__Required work__:
State how many lines in the listing below include the word "this", and add nothing besides the number.

__Stored data__:
##############################

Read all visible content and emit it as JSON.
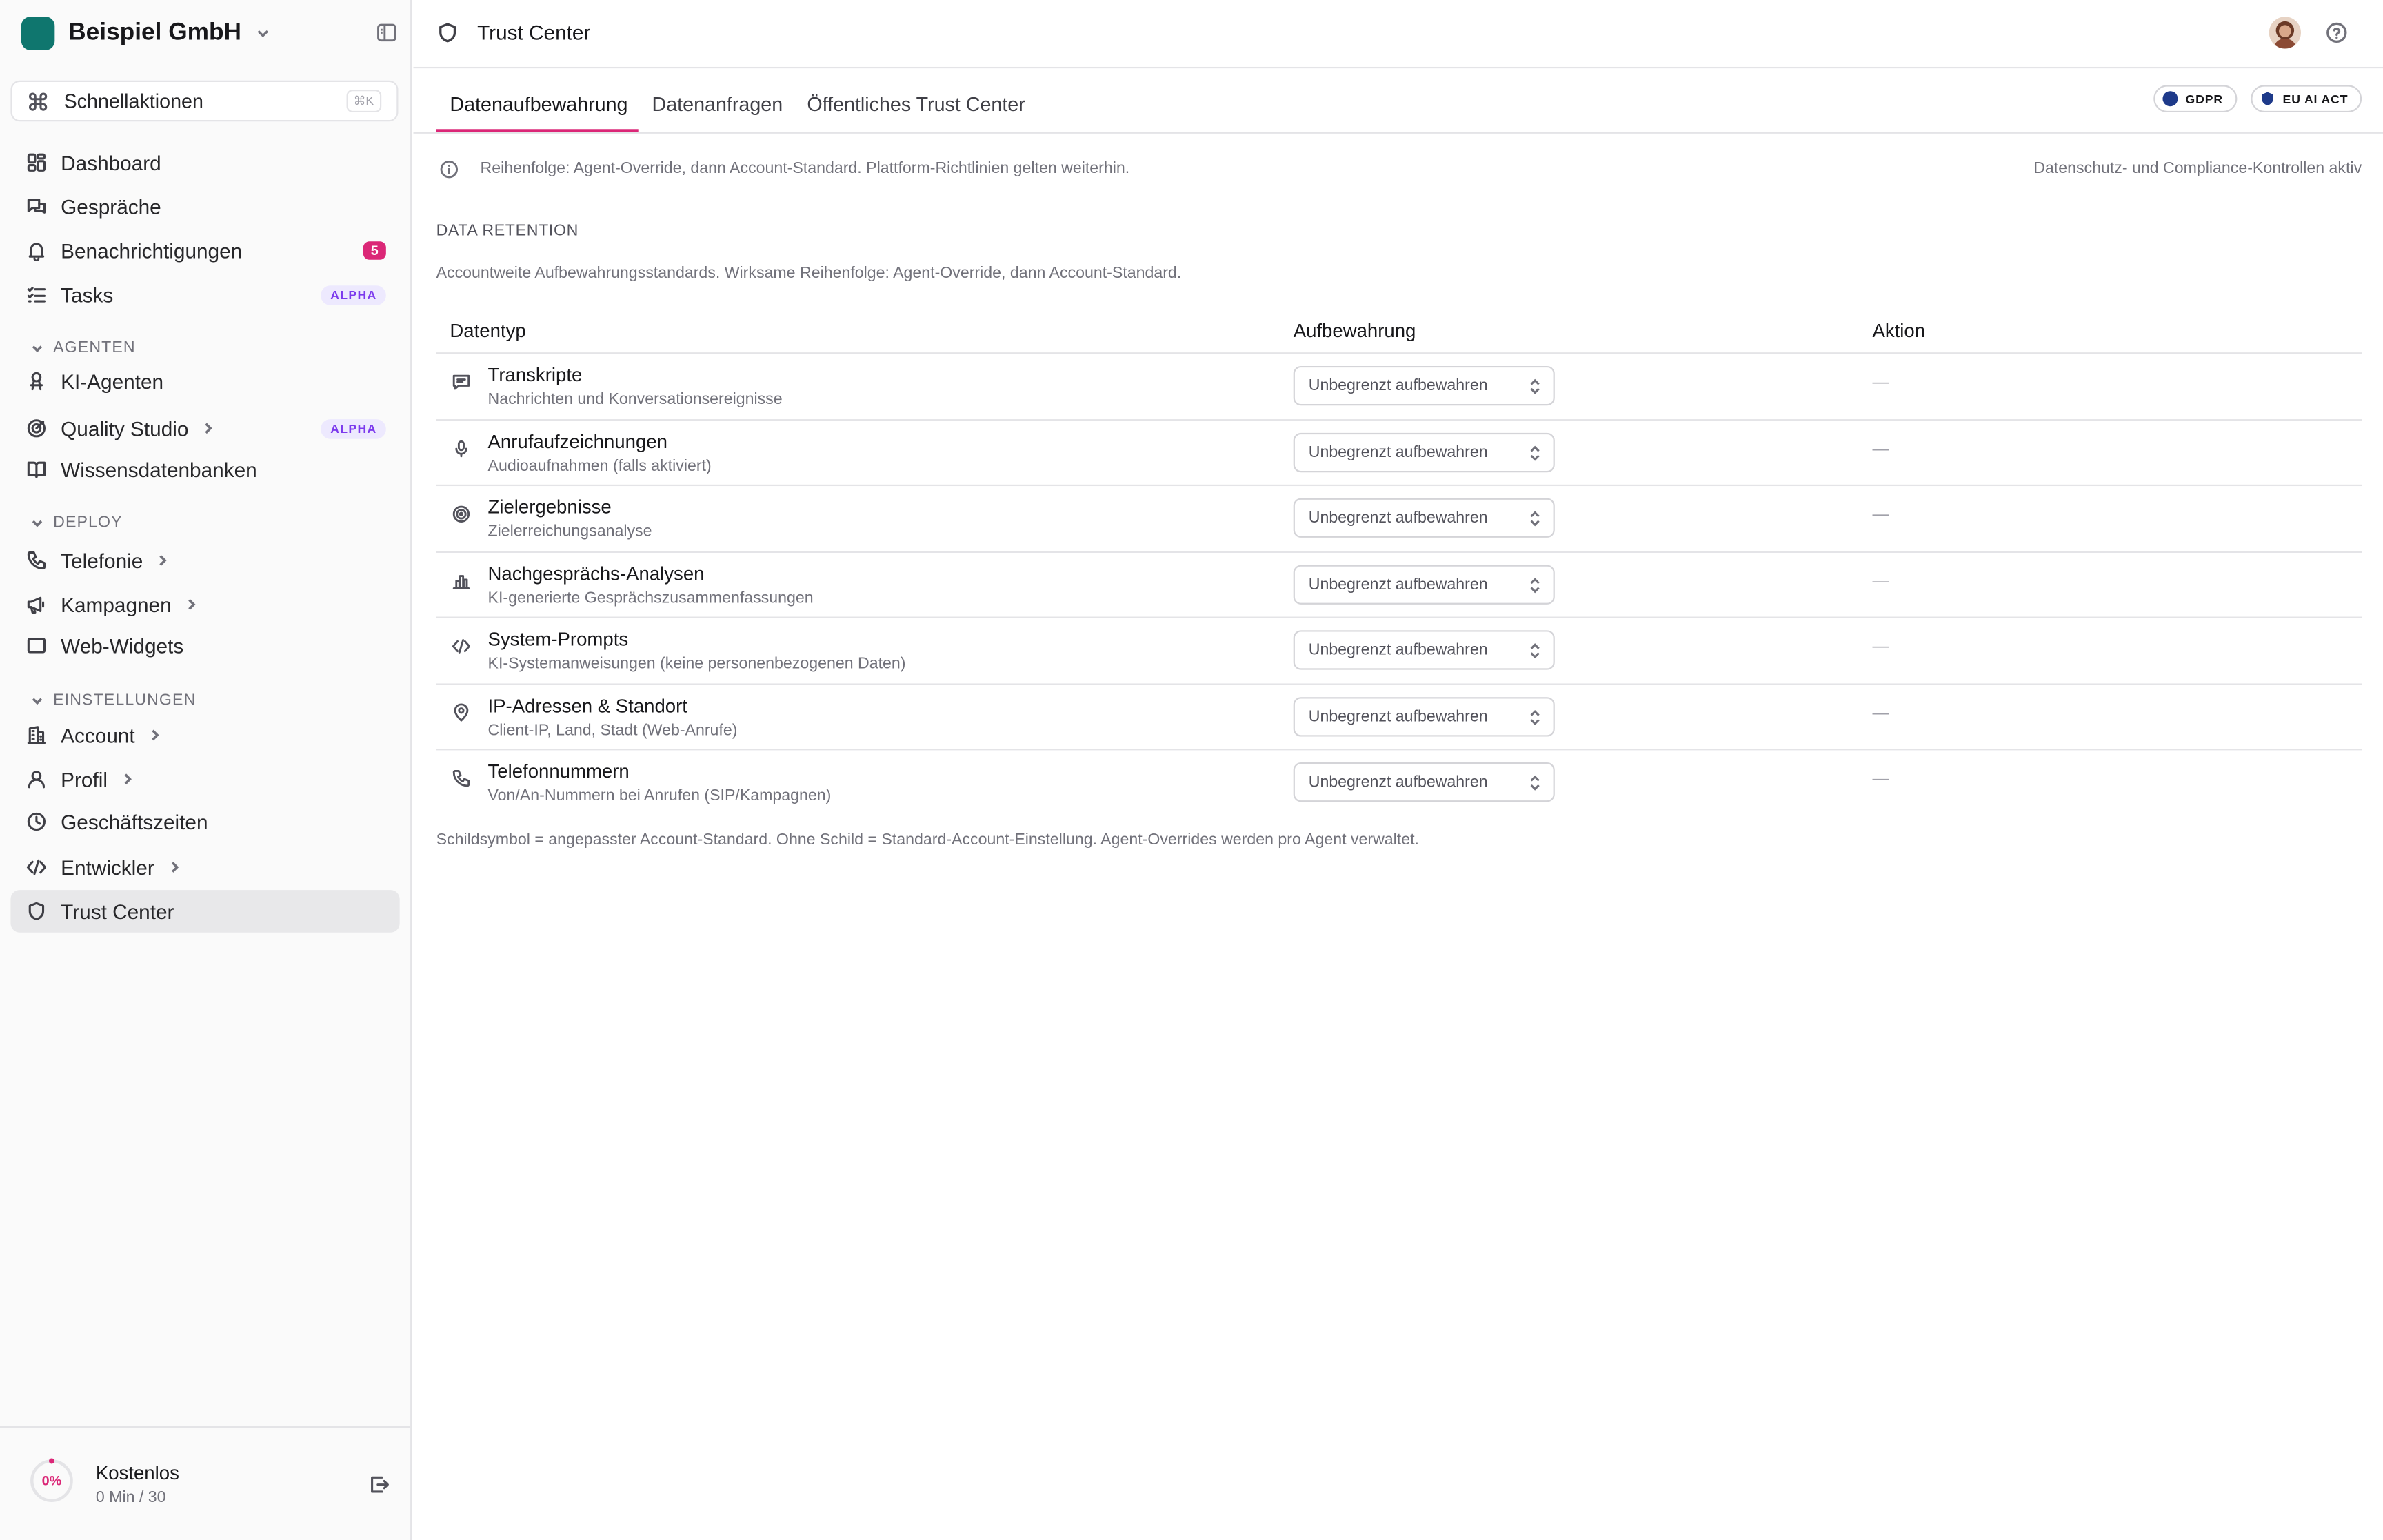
{
  "org": {
    "name": "Beispiel GmbH"
  },
  "quick_actions": {
    "label": "Schnellaktionen",
    "shortcut": "⌘K"
  },
  "nav": {
    "dashboard": "Dashboard",
    "conversations": "Gespräche",
    "notifications": "Benachrichtigungen",
    "notifications_count": "5",
    "tasks": "Tasks",
    "alpha_badge": "ALPHA",
    "section_agents": "AGENTEN",
    "ai_agents": "KI-Agenten",
    "quality_studio": "Quality Studio",
    "knowledge_bases": "Wissensdatenbanken",
    "section_deploy": "DEPLOY",
    "telephony": "Telefonie",
    "campaigns": "Kampagnen",
    "web_widgets": "Web-Widgets",
    "section_settings": "EINSTELLUNGEN",
    "account": "Account",
    "profile": "Profil",
    "business_hours": "Geschäftszeiten",
    "developer": "Entwickler",
    "trust_center": "Trust Center"
  },
  "plan": {
    "percent": "0%",
    "progress_fraction": 0,
    "name": "Kostenlos",
    "usage": "0 Min / 30"
  },
  "header": {
    "title": "Trust Center"
  },
  "tabs": [
    {
      "label": "Datenaufbewahrung",
      "active": true
    },
    {
      "label": "Datenanfragen",
      "active": false
    },
    {
      "label": "Öffentliches Trust Center",
      "active": false
    }
  ],
  "badges": {
    "gdpr": "GDPR",
    "eu_ai_act": "EU AI ACT"
  },
  "info": {
    "text": "Reihenfolge: Agent-Override, dann Account-Standard. Plattform-Richtlinien gelten weiterhin.",
    "status": "Datenschutz- und Compliance-Kontrollen aktiv"
  },
  "retention": {
    "title": "DATA RETENTION",
    "description": "Accountweite Aufbewahrungsstandards. Wirksame Reihenfolge: Agent-Override, dann Account-Standard.",
    "columns": {
      "type": "Datentyp",
      "retention": "Aufbewahrung",
      "action": "Aktion"
    },
    "rows": [
      {
        "icon": "message-icon",
        "title": "Transkripte",
        "subtitle": "Nachrichten und Konversationsereignisse",
        "value": "Unbegrenzt aufbewahren",
        "action": "—"
      },
      {
        "icon": "microphone-icon",
        "title": "Anrufaufzeichnungen",
        "subtitle": "Audioaufnahmen (falls aktiviert)",
        "value": "Unbegrenzt aufbewahren",
        "action": "—"
      },
      {
        "icon": "target-icon",
        "title": "Zielergebnisse",
        "subtitle": "Zielerreichungsanalyse",
        "value": "Unbegrenzt aufbewahren",
        "action": "—"
      },
      {
        "icon": "bar-chart-icon",
        "title": "Nachgesprächs-Analysen",
        "subtitle": "KI-generierte Gesprächszusammenfassungen",
        "value": "Unbegrenzt aufbewahren",
        "action": "—"
      },
      {
        "icon": "code-icon",
        "title": "System-Prompts",
        "subtitle": "KI-Systemanweisungen (keine personenbezogenen Daten)",
        "value": "Unbegrenzt aufbewahren",
        "action": "—"
      },
      {
        "icon": "map-pin-icon",
        "title": "IP-Adressen & Standort",
        "subtitle": "Client-IP, Land, Stadt (Web-Anrufe)",
        "value": "Unbegrenzt aufbewahren",
        "action": "—"
      },
      {
        "icon": "phone-icon",
        "title": "Telefonnummern",
        "subtitle": "Von/An-Nummern bei Anrufen (SIP/Kampagnen)",
        "value": "Unbegrenzt aufbewahren",
        "action": "—"
      }
    ],
    "footnote": "Schildsymbol = angepasster Account-Standard. Ohne Schild = Standard-Account-Einstellung. Agent-Overrides werden pro Agent verwaltet."
  },
  "colors": {
    "accent": "#db2777",
    "brand": "#0f766e",
    "alpha": "#7c3aed",
    "compliance": "#1e3a8a"
  }
}
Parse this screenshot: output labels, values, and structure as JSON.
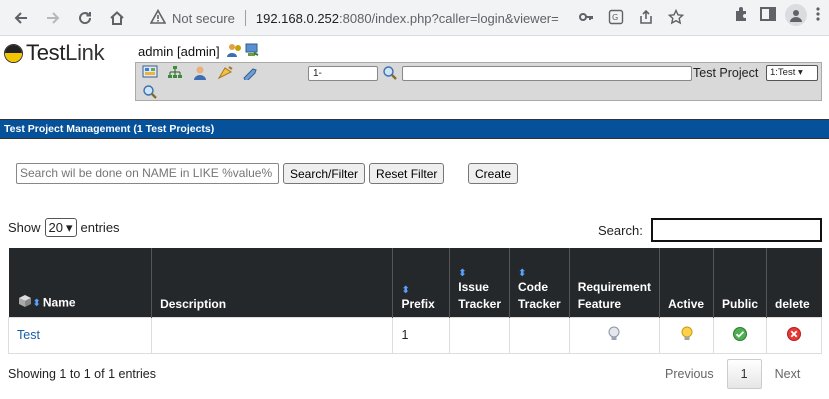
{
  "browser": {
    "security_label": "Not secure",
    "url_host": "192.168.0.252",
    "url_rest": ":8080/index.php?caller=login&viewer="
  },
  "app": {
    "logo_test": "Test",
    "logo_link": "Link",
    "user": "admin [admin]"
  },
  "toolbar": {
    "select_value": "1-",
    "project_label": "Test Project",
    "project_value": "1:Test"
  },
  "page": {
    "title": "Test Project Management (1 Test Projects)"
  },
  "filter": {
    "placeholder": "Search wil be done on NAME in LIKE %value%",
    "search_button": "Search/Filter",
    "reset_button": "Reset Filter",
    "create_button": "Create"
  },
  "table_controls": {
    "show_label": "Show",
    "entries_value": "20",
    "entries_label": "entries",
    "search_label": "Search:"
  },
  "table": {
    "headers": {
      "name": "Name",
      "description": "Description",
      "prefix": "Prefix",
      "issue_tracker_1": "Issue",
      "issue_tracker_2": "Tracker",
      "code_tracker_1": "Code",
      "code_tracker_2": "Tracker",
      "requirement_1": "Requirement",
      "requirement_2": "Feature",
      "active": "Active",
      "public": "Public",
      "delete": "delete"
    },
    "rows": [
      {
        "name": "Test",
        "description": "",
        "prefix": "1",
        "issue_tracker": "",
        "code_tracker": ""
      }
    ]
  },
  "footer": {
    "info": "Showing 1 to 1 of 1 entries",
    "previous": "Previous",
    "page": "1",
    "next": "Next"
  },
  "colors": {
    "title_bar": "#05529b",
    "table_header": "#25282b",
    "link": "#1b5ea8"
  }
}
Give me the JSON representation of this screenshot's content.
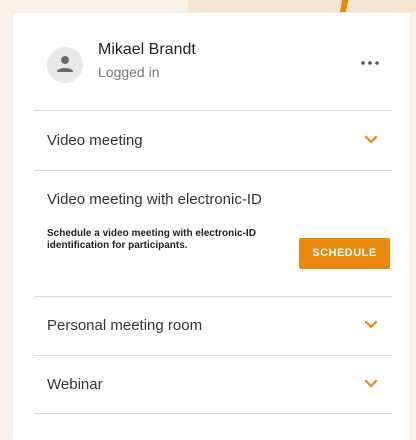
{
  "user": {
    "name": "Mikael Brandt",
    "status": "Logged in"
  },
  "sections": [
    {
      "label": "Video meeting",
      "icon": "chevron-down-icon"
    },
    {
      "label": "Personal meeting room",
      "icon": "chevron-down-icon"
    },
    {
      "label": "Webinar",
      "icon": "chevron-down-icon"
    }
  ],
  "eid": {
    "title": "Video meeting with electronic-ID",
    "description": "Schedule a video meeting with electronic-ID identification for participants.",
    "button_label": "SCHEDULE"
  },
  "colors": {
    "accent": "#e7890c",
    "background": "#fbf3ea",
    "divider": "#d9d9d9"
  }
}
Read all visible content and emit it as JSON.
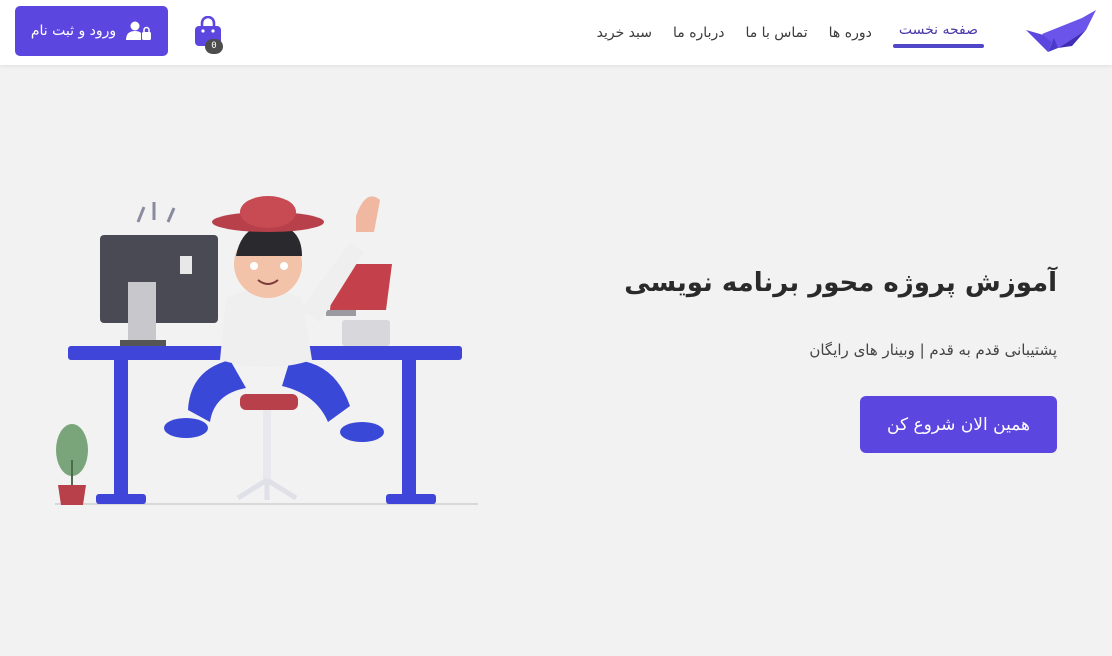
{
  "header": {
    "nav": [
      {
        "label": "صفحه نخست",
        "active": true
      },
      {
        "label": "دوره ها",
        "active": false
      },
      {
        "label": "تماس با ما",
        "active": false
      },
      {
        "label": "درباره ما",
        "active": false
      },
      {
        "label": "سبد خرید",
        "active": false
      }
    ],
    "cart_count": "0",
    "login_label": "ورود و ثبت نام"
  },
  "hero": {
    "title": "آموزش پروژه محور برنامه نویسی",
    "subtitle": "پشتیبانی قدم به قدم | وبینار های رایگان",
    "cta_label": "همین الان شروع کن"
  },
  "colors": {
    "accent": "#5c46e0",
    "nav_underline": "#5046c8",
    "background": "#f2f2f2",
    "header_bg": "#ffffff"
  },
  "icons": [
    "logo-bird-icon",
    "shopping-bag-icon",
    "user-lock-icon"
  ]
}
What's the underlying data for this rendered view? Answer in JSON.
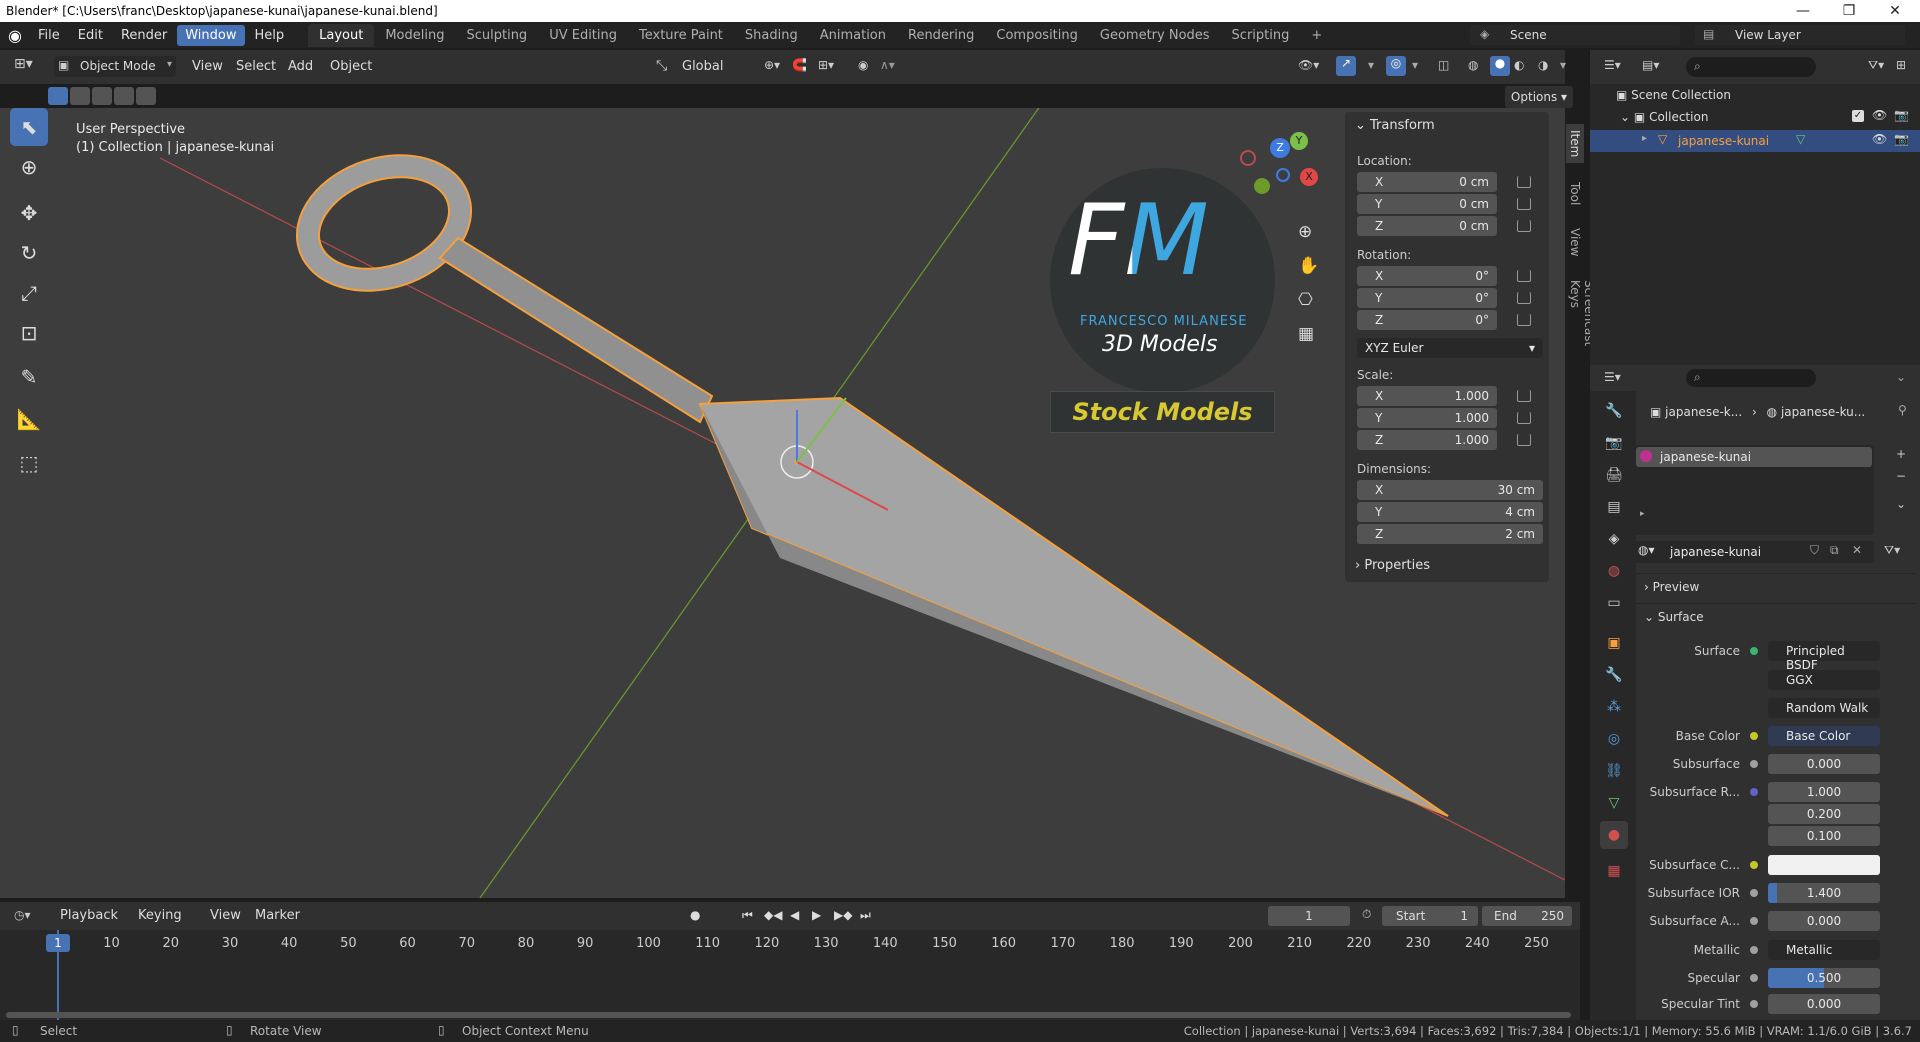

##############################

__Solution__:
3